━━ Listing

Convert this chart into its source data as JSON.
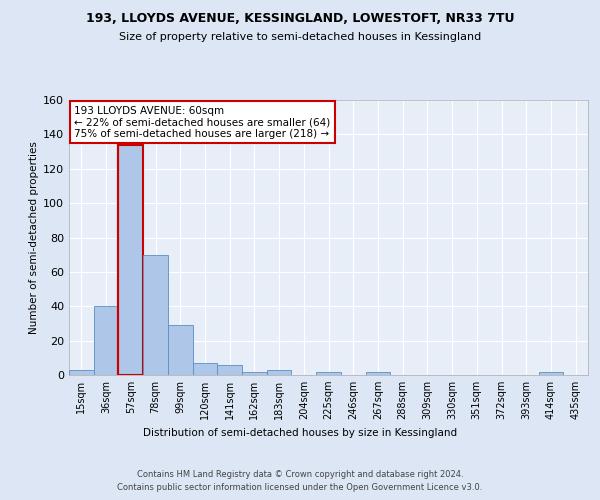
{
  "title1": "193, LLOYDS AVENUE, KESSINGLAND, LOWESTOFT, NR33 7TU",
  "title2": "Size of property relative to semi-detached houses in Kessingland",
  "xlabel": "Distribution of semi-detached houses by size in Kessingland",
  "ylabel": "Number of semi-detached properties",
  "footer": "Contains HM Land Registry data © Crown copyright and database right 2024.\nContains public sector information licensed under the Open Government Licence v3.0.",
  "bin_labels": [
    "15sqm",
    "36sqm",
    "57sqm",
    "78sqm",
    "99sqm",
    "120sqm",
    "141sqm",
    "162sqm",
    "183sqm",
    "204sqm",
    "225sqm",
    "246sqm",
    "267sqm",
    "288sqm",
    "309sqm",
    "330sqm",
    "351sqm",
    "372sqm",
    "393sqm",
    "414sqm",
    "435sqm"
  ],
  "bar_heights": [
    3,
    40,
    134,
    70,
    29,
    7,
    6,
    2,
    3,
    0,
    2,
    0,
    2,
    0,
    0,
    0,
    0,
    0,
    0,
    2,
    0
  ],
  "bar_color": "#aec6e8",
  "bar_edge_color": "#5a8fc2",
  "highlight_bar_index": 2,
  "highlight_bar_edge_color": "#cc0000",
  "vline_color": "#cc0000",
  "annotation_text": "193 LLOYDS AVENUE: 60sqm\n← 22% of semi-detached houses are smaller (64)\n75% of semi-detached houses are larger (218) →",
  "annotation_box_color": "#ffffff",
  "annotation_box_edge_color": "#cc0000",
  "ylim": [
    0,
    160
  ],
  "yticks": [
    0,
    20,
    40,
    60,
    80,
    100,
    120,
    140,
    160
  ],
  "background_color": "#dce6f5",
  "plot_background_color": "#e8eef8"
}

━━━━

Prompt — Except for the pictures, reproduce every line exactly.

In response —
Convert this chart into its source data as JSON.
{
  "title1": "193, LLOYDS AVENUE, KESSINGLAND, LOWESTOFT, NR33 7TU",
  "title2": "Size of property relative to semi-detached houses in Kessingland",
  "xlabel": "Distribution of semi-detached houses by size in Kessingland",
  "ylabel": "Number of semi-detached properties",
  "footer": "Contains HM Land Registry data © Crown copyright and database right 2024.\nContains public sector information licensed under the Open Government Licence v3.0.",
  "bin_labels": [
    "15sqm",
    "36sqm",
    "57sqm",
    "78sqm",
    "99sqm",
    "120sqm",
    "141sqm",
    "162sqm",
    "183sqm",
    "204sqm",
    "225sqm",
    "246sqm",
    "267sqm",
    "288sqm",
    "309sqm",
    "330sqm",
    "351sqm",
    "372sqm",
    "393sqm",
    "414sqm",
    "435sqm"
  ],
  "bar_heights": [
    3,
    40,
    134,
    70,
    29,
    7,
    6,
    2,
    3,
    0,
    2,
    0,
    2,
    0,
    0,
    0,
    0,
    0,
    0,
    2,
    0
  ],
  "bar_color": "#aec6e8",
  "bar_edge_color": "#5a8fc2",
  "highlight_bar_index": 2,
  "highlight_bar_edge_color": "#cc0000",
  "vline_color": "#cc0000",
  "annotation_text": "193 LLOYDS AVENUE: 60sqm\n← 22% of semi-detached houses are smaller (64)\n75% of semi-detached houses are larger (218) →",
  "annotation_box_color": "#ffffff",
  "annotation_box_edge_color": "#cc0000",
  "ylim": [
    0,
    160
  ],
  "yticks": [
    0,
    20,
    40,
    60,
    80,
    100,
    120,
    140,
    160
  ],
  "background_color": "#dce6f5",
  "plot_background_color": "#e8eef8"
}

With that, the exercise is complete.